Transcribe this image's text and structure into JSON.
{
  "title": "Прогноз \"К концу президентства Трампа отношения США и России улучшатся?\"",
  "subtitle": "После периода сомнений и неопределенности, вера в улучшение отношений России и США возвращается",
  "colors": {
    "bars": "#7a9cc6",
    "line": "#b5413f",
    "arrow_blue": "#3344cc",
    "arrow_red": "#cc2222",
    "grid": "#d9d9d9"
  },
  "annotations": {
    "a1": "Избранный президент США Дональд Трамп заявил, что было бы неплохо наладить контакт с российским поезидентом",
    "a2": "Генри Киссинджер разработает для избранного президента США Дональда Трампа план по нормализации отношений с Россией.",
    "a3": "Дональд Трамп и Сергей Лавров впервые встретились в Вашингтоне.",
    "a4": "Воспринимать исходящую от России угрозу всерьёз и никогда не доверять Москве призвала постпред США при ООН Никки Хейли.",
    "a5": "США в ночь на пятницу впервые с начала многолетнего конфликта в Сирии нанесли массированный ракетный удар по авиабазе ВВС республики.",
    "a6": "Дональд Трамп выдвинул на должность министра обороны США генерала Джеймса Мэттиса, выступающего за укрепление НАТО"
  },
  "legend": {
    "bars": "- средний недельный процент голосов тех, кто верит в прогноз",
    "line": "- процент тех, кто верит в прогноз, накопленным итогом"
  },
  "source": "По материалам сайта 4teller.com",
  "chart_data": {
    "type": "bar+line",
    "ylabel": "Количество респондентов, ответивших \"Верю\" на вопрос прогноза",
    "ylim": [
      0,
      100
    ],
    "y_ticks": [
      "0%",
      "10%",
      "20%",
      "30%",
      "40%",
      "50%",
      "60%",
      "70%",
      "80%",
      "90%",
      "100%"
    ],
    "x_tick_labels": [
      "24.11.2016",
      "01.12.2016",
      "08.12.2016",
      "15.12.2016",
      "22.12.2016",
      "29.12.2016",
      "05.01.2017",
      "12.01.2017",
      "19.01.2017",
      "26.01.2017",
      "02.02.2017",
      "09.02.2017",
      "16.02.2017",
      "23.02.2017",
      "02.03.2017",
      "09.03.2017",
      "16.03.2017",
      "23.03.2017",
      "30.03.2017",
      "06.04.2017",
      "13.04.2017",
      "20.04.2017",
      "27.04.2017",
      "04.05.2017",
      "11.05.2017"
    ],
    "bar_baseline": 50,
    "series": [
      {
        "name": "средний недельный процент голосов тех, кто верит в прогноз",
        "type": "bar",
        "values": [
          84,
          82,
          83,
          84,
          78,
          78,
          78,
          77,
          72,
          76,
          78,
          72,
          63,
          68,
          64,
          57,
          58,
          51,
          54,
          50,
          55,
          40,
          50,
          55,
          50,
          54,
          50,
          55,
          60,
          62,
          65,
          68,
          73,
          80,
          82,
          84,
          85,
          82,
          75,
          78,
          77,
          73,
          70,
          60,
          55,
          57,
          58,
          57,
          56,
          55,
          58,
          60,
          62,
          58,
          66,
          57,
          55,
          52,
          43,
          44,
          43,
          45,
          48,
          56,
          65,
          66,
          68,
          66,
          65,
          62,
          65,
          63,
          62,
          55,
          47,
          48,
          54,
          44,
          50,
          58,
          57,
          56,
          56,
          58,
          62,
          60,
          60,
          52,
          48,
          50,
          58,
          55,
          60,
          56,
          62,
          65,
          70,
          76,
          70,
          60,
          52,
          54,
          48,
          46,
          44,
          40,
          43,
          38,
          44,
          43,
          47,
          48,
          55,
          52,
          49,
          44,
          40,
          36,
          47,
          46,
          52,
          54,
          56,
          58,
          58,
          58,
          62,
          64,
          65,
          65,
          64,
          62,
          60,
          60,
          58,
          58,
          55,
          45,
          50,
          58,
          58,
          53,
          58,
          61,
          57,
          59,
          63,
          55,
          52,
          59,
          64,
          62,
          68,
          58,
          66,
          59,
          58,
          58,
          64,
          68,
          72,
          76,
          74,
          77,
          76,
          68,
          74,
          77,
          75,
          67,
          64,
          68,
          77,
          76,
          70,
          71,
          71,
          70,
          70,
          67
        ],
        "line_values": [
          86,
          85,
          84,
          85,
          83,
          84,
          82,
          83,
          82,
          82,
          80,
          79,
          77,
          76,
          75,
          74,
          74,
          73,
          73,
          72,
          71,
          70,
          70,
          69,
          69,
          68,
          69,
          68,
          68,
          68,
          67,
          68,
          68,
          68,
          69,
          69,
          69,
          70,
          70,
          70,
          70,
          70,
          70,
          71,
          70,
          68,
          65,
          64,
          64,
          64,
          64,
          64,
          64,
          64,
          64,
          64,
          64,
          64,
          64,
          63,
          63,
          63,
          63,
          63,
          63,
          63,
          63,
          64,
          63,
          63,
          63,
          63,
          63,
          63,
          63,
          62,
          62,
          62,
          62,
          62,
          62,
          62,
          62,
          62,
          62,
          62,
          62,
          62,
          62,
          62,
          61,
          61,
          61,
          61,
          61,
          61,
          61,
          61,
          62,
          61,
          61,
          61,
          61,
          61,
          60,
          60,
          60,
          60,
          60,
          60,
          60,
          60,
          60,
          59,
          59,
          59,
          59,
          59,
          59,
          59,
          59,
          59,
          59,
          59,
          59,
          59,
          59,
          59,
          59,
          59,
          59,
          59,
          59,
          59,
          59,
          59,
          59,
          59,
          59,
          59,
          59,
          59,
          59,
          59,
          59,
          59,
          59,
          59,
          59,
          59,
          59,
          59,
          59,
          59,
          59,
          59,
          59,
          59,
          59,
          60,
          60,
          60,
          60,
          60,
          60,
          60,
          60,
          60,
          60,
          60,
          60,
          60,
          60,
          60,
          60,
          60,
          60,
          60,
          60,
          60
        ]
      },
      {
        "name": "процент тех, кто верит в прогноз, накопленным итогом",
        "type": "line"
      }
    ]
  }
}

^^^^^^^^

Description of the task - Write out every record shown above, word for word.

Result of the exercise -
Transcribe this image's text and structure into JSON.
{
  "title": "Прогноз \"К концу президентства Трампа отношения США и России улучшатся?\"",
  "subtitle": "После периода сомнений и неопределенности, вера в улучшение отношений России и США возвращается",
  "colors": {
    "bars": "#7a9cc6",
    "line": "#b5413f",
    "arrow_blue": "#3344cc",
    "arrow_red": "#cc2222",
    "grid": "#d9d9d9"
  },
  "annotations": {
    "a1": "Избранный президент США Дональд Трамп заявил, что было бы неплохо наладить контакт с российским поезидентом",
    "a2": "Генри Киссинджер разработает для избранного президента США Дональда Трампа план по нормализации отношений с Россией.",
    "a3": "Дональд Трамп и Сергей Лавров впервые встретились в Вашингтоне.",
    "a4": "Воспринимать исходящую от России угрозу всерьёз и никогда не доверять Москве призвала постпред США при ООН Никки Хейли.",
    "a5": "США в ночь на пятницу впервые с начала многолетнего конфликта в Сирии нанесли массированный ракетный удар по авиабазе ВВС республики.",
    "a6": "Дональд Трамп выдвинул на должность министра обороны США генерала Джеймса Мэттиса, выступающего за укрепление НАТО"
  },
  "legend": {
    "bars": "- средний недельный процент голосов тех, кто верит в прогноз",
    "line": "- процент тех, кто верит в прогноз, накопленным итогом"
  },
  "source": "По материалам сайта 4teller.com",
  "chart_data": {
    "type": "bar+line",
    "ylabel": "Количество респондентов, ответивших \"Верю\" на вопрос прогноза",
    "ylim": [
      0,
      100
    ],
    "y_ticks": [
      "0%",
      "10%",
      "20%",
      "30%",
      "40%",
      "50%",
      "60%",
      "70%",
      "80%",
      "90%",
      "100%"
    ],
    "x_tick_labels": [
      "24.11.2016",
      "01.12.2016",
      "08.12.2016",
      "15.12.2016",
      "22.12.2016",
      "29.12.2016",
      "05.01.2017",
      "12.01.2017",
      "19.01.2017",
      "26.01.2017",
      "02.02.2017",
      "09.02.2017",
      "16.02.2017",
      "23.02.2017",
      "02.03.2017",
      "09.03.2017",
      "16.03.2017",
      "23.03.2017",
      "30.03.2017",
      "06.04.2017",
      "13.04.2017",
      "20.04.2017",
      "27.04.2017",
      "04.05.2017",
      "11.05.2017"
    ],
    "bar_baseline": 50,
    "series": [
      {
        "name": "средний недельный процент голосов тех, кто верит в прогноз",
        "type": "bar",
        "values": [
          84,
          82,
          83,
          84,
          78,
          78,
          78,
          77,
          72,
          76,
          78,
          72,
          63,
          68,
          64,
          57,
          58,
          51,
          54,
          50,
          55,
          40,
          50,
          55,
          50,
          54,
          50,
          55,
          60,
          62,
          65,
          68,
          73,
          80,
          82,
          84,
          85,
          82,
          75,
          78,
          77,
          73,
          70,
          60,
          55,
          57,
          58,
          57,
          56,
          55,
          58,
          60,
          62,
          58,
          66,
          57,
          55,
          52,
          43,
          44,
          43,
          45,
          48,
          56,
          65,
          66,
          68,
          66,
          65,
          62,
          65,
          63,
          62,
          55,
          47,
          48,
          54,
          44,
          50,
          58,
          57,
          56,
          56,
          58,
          62,
          60,
          60,
          52,
          48,
          50,
          58,
          55,
          60,
          56,
          62,
          65,
          70,
          76,
          70,
          60,
          52,
          54,
          48,
          46,
          44,
          40,
          43,
          38,
          44,
          43,
          47,
          48,
          55,
          52,
          49,
          44,
          40,
          36,
          47,
          46,
          52,
          54,
          56,
          58,
          58,
          58,
          62,
          64,
          65,
          65,
          64,
          62,
          60,
          60,
          58,
          58,
          55,
          45,
          50,
          58,
          58,
          53,
          58,
          61,
          57,
          59,
          63,
          55,
          52,
          59,
          64,
          62,
          68,
          58,
          66,
          59,
          58,
          58,
          64,
          68,
          72,
          76,
          74,
          77,
          76,
          68,
          74,
          77,
          75,
          67,
          64,
          68,
          77,
          76,
          70,
          71,
          71,
          70,
          70,
          67
        ],
        "line_values": [
          86,
          85,
          84,
          85,
          83,
          84,
          82,
          83,
          82,
          82,
          80,
          79,
          77,
          76,
          75,
          74,
          74,
          73,
          73,
          72,
          71,
          70,
          70,
          69,
          69,
          68,
          69,
          68,
          68,
          68,
          67,
          68,
          68,
          68,
          69,
          69,
          69,
          70,
          70,
          70,
          70,
          70,
          70,
          71,
          70,
          68,
          65,
          64,
          64,
          64,
          64,
          64,
          64,
          64,
          64,
          64,
          64,
          64,
          64,
          63,
          63,
          63,
          63,
          63,
          63,
          63,
          63,
          64,
          63,
          63,
          63,
          63,
          63,
          63,
          63,
          62,
          62,
          62,
          62,
          62,
          62,
          62,
          62,
          62,
          62,
          62,
          62,
          62,
          62,
          62,
          61,
          61,
          61,
          61,
          61,
          61,
          61,
          61,
          62,
          61,
          61,
          61,
          61,
          61,
          60,
          60,
          60,
          60,
          60,
          60,
          60,
          60,
          60,
          59,
          59,
          59,
          59,
          59,
          59,
          59,
          59,
          59,
          59,
          59,
          59,
          59,
          59,
          59,
          59,
          59,
          59,
          59,
          59,
          59,
          59,
          59,
          59,
          59,
          59,
          59,
          59,
          59,
          59,
          59,
          59,
          59,
          59,
          59,
          59,
          59,
          59,
          59,
          59,
          59,
          59,
          59,
          59,
          59,
          59,
          60,
          60,
          60,
          60,
          60,
          60,
          60,
          60,
          60,
          60,
          60,
          60,
          60,
          60,
          60,
          60,
          60,
          60,
          60,
          60,
          60
        ]
      },
      {
        "name": "процент тех, кто верит в прогноз, накопленным итогом",
        "type": "line"
      }
    ]
  }
}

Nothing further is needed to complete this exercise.